EXERCISE DETAILS —
From the entries that follow, gather each line holding the word "RusSweptA".

EXERCISE INPUT —

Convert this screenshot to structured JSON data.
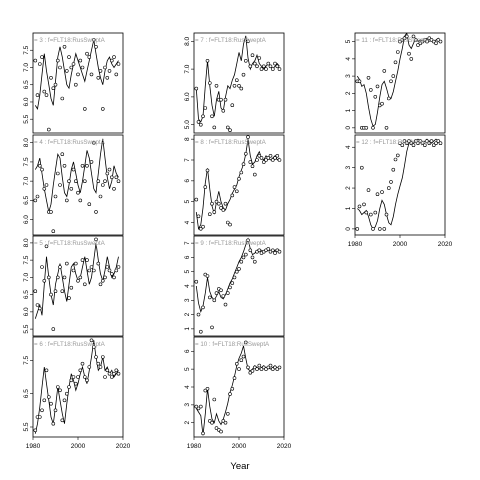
{
  "chart_data": {
    "type": "scatter",
    "xlabel": "Year",
    "xlim": [
      1980,
      2020
    ],
    "x_ticks": [
      "1980",
      "2000",
      "2020"
    ],
    "years": [
      1981,
      1982,
      1983,
      1984,
      1985,
      1986,
      1987,
      1988,
      1989,
      1990,
      1991,
      1992,
      1993,
      1994,
      1995,
      1996,
      1997,
      1998,
      1999,
      2000,
      2001,
      2002,
      2003,
      2004,
      2005,
      2006,
      2007,
      2008,
      2009,
      2010,
      2011,
      2012,
      2013,
      2014,
      2015,
      2016,
      2017,
      2018
    ],
    "panels": [
      {
        "label": "= 3 : f=FLT18:RusSweptA",
        "ylim": [
          5.1,
          8.0
        ],
        "yticks": [
          "5.5",
          "6.0",
          "6.5",
          "7.0",
          "7.5"
        ],
        "fit": [
          5.9,
          5.8,
          6.2,
          6.8,
          7.4,
          6.9,
          6.5,
          6.1,
          5.9,
          6.6,
          7.3,
          7.6,
          7.3,
          6.9,
          6.5,
          6.4,
          6.8,
          7.1,
          7.4,
          7.2,
          7.0,
          6.8,
          6.6,
          6.9,
          7.2,
          7.5,
          7.8,
          7.4,
          7.0,
          6.7,
          6.5,
          6.9,
          7.2,
          7.3,
          7.1,
          7.0,
          7.1,
          7.2
        ],
        "obs": [
          7.2,
          6.2,
          7.1,
          7.3,
          6.3,
          6.2,
          5.2,
          6.7,
          6.4,
          6.5,
          7.2,
          7.0,
          6.1,
          7.6,
          6.9,
          7.3,
          7.0,
          7.1,
          6.5,
          6.8,
          7.2,
          7.0,
          5.8,
          7.4,
          7.3,
          6.8,
          7.8,
          7.6,
          6.7,
          6.9,
          5.8,
          7.0,
          6.7,
          6.9,
          7.2,
          7.3,
          6.8,
          7.1
        ]
      },
      {
        "label": "= 4 : f=FLT18:RusSweptA",
        "ylim": [
          5.6,
          8.2
        ],
        "yticks": [
          "6.0",
          "6.5",
          "7.0",
          "7.5",
          "8.0"
        ],
        "fit": [
          7.3,
          7.4,
          7.6,
          7.2,
          6.8,
          6.5,
          6.2,
          6.4,
          6.9,
          7.3,
          7.7,
          7.6,
          7.1,
          6.7,
          6.6,
          6.9,
          7.3,
          7.5,
          7.2,
          6.9,
          6.7,
          7.0,
          7.4,
          7.8,
          7.6,
          7.2,
          6.8,
          6.7,
          7.2,
          7.7,
          8.1,
          7.6,
          7.1,
          6.8,
          7.0,
          7.4,
          7.2,
          7.1
        ],
        "obs": [
          6.5,
          6.6,
          7.4,
          7.3,
          6.8,
          6.9,
          6.2,
          6.2,
          5.7,
          6.6,
          7.2,
          6.9,
          7.7,
          7.4,
          6.5,
          7.0,
          6.8,
          7.3,
          7.0,
          6.7,
          6.5,
          7.4,
          7.0,
          7.4,
          6.4,
          7.5,
          8.0,
          6.2,
          7.0,
          6.6,
          6.9,
          7.0,
          7.2,
          7.3,
          7.1,
          6.8,
          7.1,
          7.0
        ]
      },
      {
        "label": "= 5 : f=FLT18:RusSweptA",
        "ylim": [
          5.3,
          8.2
        ],
        "yticks": [
          "5.5",
          "6.0",
          "6.5",
          "7.0",
          "7.5",
          "8.0"
        ],
        "fit": [
          5.8,
          6.0,
          6.2,
          5.9,
          6.8,
          7.6,
          7.0,
          6.5,
          6.2,
          6.8,
          7.1,
          7.4,
          7.0,
          6.6,
          6.3,
          6.8,
          7.3,
          7.4,
          7.1,
          6.9,
          7.0,
          7.3,
          7.6,
          7.2,
          6.8,
          7.0,
          7.5,
          8.0,
          7.5,
          7.1,
          6.9,
          7.2,
          7.6,
          7.3,
          7.0,
          7.1,
          7.3,
          7.6
        ],
        "obs": [
          6.6,
          6.2,
          6.1,
          7.3,
          6.9,
          7.9,
          7.0,
          6.5,
          5.5,
          6.6,
          7.0,
          7.3,
          6.6,
          7.0,
          7.4,
          6.4,
          6.7,
          7.2,
          7.4,
          6.9,
          7.0,
          7.5,
          6.8,
          7.5,
          7.2,
          7.3,
          7.2,
          8.1,
          7.4,
          6.8,
          6.9,
          7.0,
          7.3,
          7.2,
          7.1,
          7.0,
          7.2,
          7.3
        ]
      },
      {
        "label": "= 6 : f=FLT18:RusSweptA",
        "ylim": [
          5.2,
          8.2
        ],
        "yticks": [
          "5.5",
          "6.5",
          "7.5"
        ],
        "fit": [
          5.3,
          5.6,
          6.1,
          6.7,
          7.3,
          6.8,
          6.3,
          5.8,
          5.6,
          6.1,
          6.7,
          6.3,
          5.9,
          5.6,
          6.2,
          6.7,
          7.1,
          6.9,
          6.6,
          6.8,
          7.1,
          7.3,
          7.0,
          6.8,
          7.2,
          7.6,
          8.1,
          7.6,
          7.2,
          7.3,
          7.6,
          7.2,
          7.3,
          7.1,
          7.2,
          7.0,
          7.1,
          7.2
        ],
        "obs": [
          5.4,
          5.8,
          5.8,
          6.0,
          6.3,
          7.2,
          6.4,
          6.2,
          5.6,
          6.0,
          6.7,
          6.6,
          5.7,
          6.3,
          6.5,
          6.7,
          6.9,
          7.0,
          6.8,
          7.0,
          7.2,
          7.4,
          7.0,
          6.9,
          7.3,
          8.1,
          7.9,
          7.6,
          7.4,
          7.3,
          7.6,
          7.0,
          7.2,
          7.1,
          7.0,
          7.1,
          7.2,
          7.1
        ]
      },
      {
        "label": "= 7 : f=FLT18:RusSweptA",
        "ylim": [
          4.7,
          8.3
        ],
        "yticks": [
          "5.0",
          "6.0",
          "7.0",
          "8.0"
        ],
        "fit": [
          6.3,
          5.2,
          5.1,
          5.3,
          6.4,
          7.3,
          6.4,
          5.7,
          5.3,
          5.9,
          6.2,
          5.6,
          5.5,
          6.0,
          6.4,
          6.3,
          6.6,
          6.8,
          7.2,
          7.6,
          7.3,
          7.9,
          8.2,
          7.4,
          7.0,
          7.2,
          7.3,
          7.5,
          7.2,
          7.1,
          7.0,
          7.1,
          7.2,
          7.1,
          7.0,
          7.1,
          7.2,
          7.1
        ],
        "obs": [
          6.3,
          5.1,
          5.0,
          5.3,
          5.6,
          7.3,
          6.5,
          5.3,
          4.9,
          6.4,
          5.9,
          5.9,
          5.5,
          5.9,
          4.9,
          4.8,
          5.7,
          6.4,
          6.6,
          6.4,
          6.3,
          6.8,
          7.3,
          8.0,
          7.1,
          7.5,
          7.2,
          7.1,
          7.4,
          7.0,
          7.1,
          7.0,
          7.2,
          7.1,
          7.0,
          7.2,
          7.1,
          7.0
        ]
      },
      {
        "label": "= 8 : f=FLT18:RusSweptA",
        "ylim": [
          3.4,
          8.2
        ],
        "yticks": [
          "4",
          "5",
          "6",
          "7",
          "8"
        ],
        "fit": [
          4.5,
          3.7,
          3.9,
          4.7,
          5.9,
          6.6,
          5.6,
          4.8,
          4.4,
          5.0,
          5.5,
          5.0,
          4.7,
          4.6,
          4.9,
          5.1,
          5.4,
          5.6,
          5.8,
          6.2,
          6.5,
          6.8,
          7.3,
          8.0,
          7.2,
          6.8,
          6.9,
          7.2,
          7.4,
          7.1,
          7.0,
          7.2,
          7.1,
          7.0,
          7.1,
          7.2,
          7.0,
          7.1
        ],
        "obs": [
          5.1,
          4.3,
          3.7,
          3.8,
          5.7,
          6.5,
          4.4,
          4.9,
          4.5,
          5.0,
          4.9,
          4.7,
          4.6,
          4.9,
          4.0,
          3.9,
          5.3,
          5.7,
          5.5,
          6.1,
          6.4,
          6.8,
          7.3,
          8.1,
          6.9,
          6.7,
          6.3,
          7.0,
          7.2,
          7.1,
          6.9,
          7.0,
          7.1,
          7.2,
          7.0,
          7.1,
          7.2,
          7.0
        ]
      },
      {
        "label": "= 9 : f=FLT18:RusSweptA",
        "ylim": [
          0.5,
          7.5
        ],
        "yticks": [
          "1",
          "2",
          "3",
          "4",
          "5",
          "6",
          "7"
        ],
        "fit": [
          4.0,
          2.8,
          2.2,
          2.6,
          3.5,
          4.6,
          3.6,
          3.2,
          3.0,
          3.3,
          3.6,
          3.2,
          3.1,
          3.4,
          3.8,
          4.2,
          4.5,
          4.9,
          5.3,
          5.7,
          6.0,
          6.4,
          6.9,
          7.3,
          6.6,
          6.2,
          6.3,
          6.5,
          6.6,
          6.5,
          6.4,
          6.5,
          6.6,
          6.5,
          6.4,
          6.5,
          6.6,
          6.5
        ],
        "obs": [
          4.3,
          2.0,
          0.8,
          2.5,
          4.8,
          4.7,
          3.2,
          1.1,
          3.0,
          3.5,
          3.8,
          3.7,
          3.3,
          2.7,
          3.5,
          3.9,
          4.2,
          4.6,
          5.0,
          5.2,
          5.7,
          6.0,
          6.2,
          7.2,
          6.5,
          6.0,
          5.7,
          6.4,
          6.5,
          6.3,
          6.4,
          6.5,
          6.6,
          6.4,
          6.5,
          6.3,
          6.5,
          6.4
        ]
      },
      {
        "label": "= 10 : f=FLT18:RusSweptA",
        "ylim": [
          1.2,
          6.8
        ],
        "yticks": [
          "2",
          "3",
          "4",
          "5",
          "6"
        ],
        "fit": [
          2.8,
          2.6,
          2.4,
          1.3,
          2.5,
          3.9,
          2.9,
          2.2,
          2.0,
          2.5,
          2.1,
          1.9,
          2.2,
          2.6,
          3.1,
          3.7,
          4.1,
          4.6,
          5.2,
          5.6,
          5.9,
          6.3,
          5.6,
          5.0,
          4.9,
          5.0,
          5.2,
          5.1,
          5.0,
          5.1,
          5.2,
          5.0,
          5.1,
          5.0,
          5.1,
          5.2,
          5.0,
          5.1
        ],
        "obs": [
          2.9,
          2.8,
          2.9,
          1.4,
          3.8,
          3.9,
          2.1,
          2.0,
          3.3,
          1.7,
          1.6,
          1.5,
          2.1,
          2.0,
          2.5,
          3.6,
          3.9,
          4.5,
          5.3,
          5.0,
          5.5,
          5.7,
          6.5,
          5.1,
          4.8,
          4.9,
          5.1,
          5.0,
          5.2,
          5.0,
          5.1,
          5.0,
          5.1,
          5.2,
          5.0,
          5.1,
          5.0,
          5.1
        ]
      },
      {
        "label": "= 11 : f=FLT18:RusSweptA",
        "ylim": [
          -0.3,
          5.5
        ],
        "yticks": [
          "0",
          "1",
          "2",
          "3",
          "4",
          "5"
        ],
        "fit": [
          3.0,
          2.8,
          2.4,
          2.5,
          2.0,
          1.2,
          0.5,
          0.1,
          0.2,
          0.9,
          1.8,
          2.5,
          2.7,
          2.3,
          1.8,
          1.7,
          2.1,
          2.7,
          3.3,
          4.0,
          4.6,
          5.3,
          5.5,
          4.8,
          4.6,
          4.9,
          5.2,
          5.0,
          5.1,
          5.0,
          5.1,
          5.2,
          5.0,
          5.1,
          5.0,
          5.1,
          5.2,
          5.0
        ],
        "obs": [
          2.7,
          2.7,
          0.0,
          0.0,
          0.0,
          2.9,
          2.2,
          0.0,
          1.8,
          2.4,
          1.3,
          1.4,
          3.3,
          0.0,
          1.7,
          2.7,
          3.0,
          3.8,
          4.4,
          5.0,
          5.1,
          5.2,
          5.3,
          4.3,
          4.0,
          5.3,
          5.1,
          4.8,
          4.9,
          5.0,
          5.1,
          5.0,
          5.2,
          5.1,
          5.0,
          4.9,
          5.1,
          5.0
        ]
      },
      {
        "label": "= 12 : f=FLT18:RusSweptA",
        "ylim": [
          -0.3,
          4.6
        ],
        "yticks": [
          "0",
          "1",
          "2",
          "3",
          "4"
        ],
        "fit": [
          1.0,
          0.9,
          0.7,
          0.8,
          0.9,
          0.6,
          0.2,
          0.0,
          0.1,
          0.4,
          1.0,
          1.4,
          1.2,
          0.7,
          0.3,
          0.2,
          0.6,
          1.2,
          1.7,
          2.1,
          2.5,
          3.1,
          3.8,
          4.2,
          4.3,
          4.2,
          4.3,
          4.4,
          4.3,
          4.2,
          4.3,
          4.4,
          4.3,
          4.2,
          4.3,
          4.4,
          4.3,
          4.2
        ],
        "obs": [
          0.0,
          1.1,
          3.0,
          1.2,
          0.8,
          1.9,
          0.7,
          0.0,
          0.8,
          1.7,
          0.0,
          1.8,
          0.0,
          0.7,
          2.0,
          2.3,
          2.9,
          3.4,
          3.6,
          4.2,
          4.1,
          4.3,
          4.2,
          4.3,
          4.2,
          4.1,
          4.3,
          4.2,
          4.3,
          4.2,
          4.1,
          4.3,
          4.2,
          4.3,
          4.1,
          4.2,
          4.3,
          4.2
        ]
      }
    ]
  }
}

RESULT BELOW —
        "label": "= 3 : f=FLT18:RusSweptA",
        "label": "= 4 : f=FLT18:RusSweptA",
        "label": "= 5 : f=FLT18:RusSweptA",
        "label": "= 6 : f=FLT18:RusSweptA",
        "label": "= 7 : f=FLT18:RusSweptA",
        "label": "= 8 : f=FLT18:RusSweptA",
        "label": "= 9 : f=FLT18:RusSweptA",
        "label": "= 10 : f=FLT18:RusSweptA",
        "label": "= 11 : f=FLT18:RusSweptA",
        "label": "= 12 : f=FLT18:RusSweptA",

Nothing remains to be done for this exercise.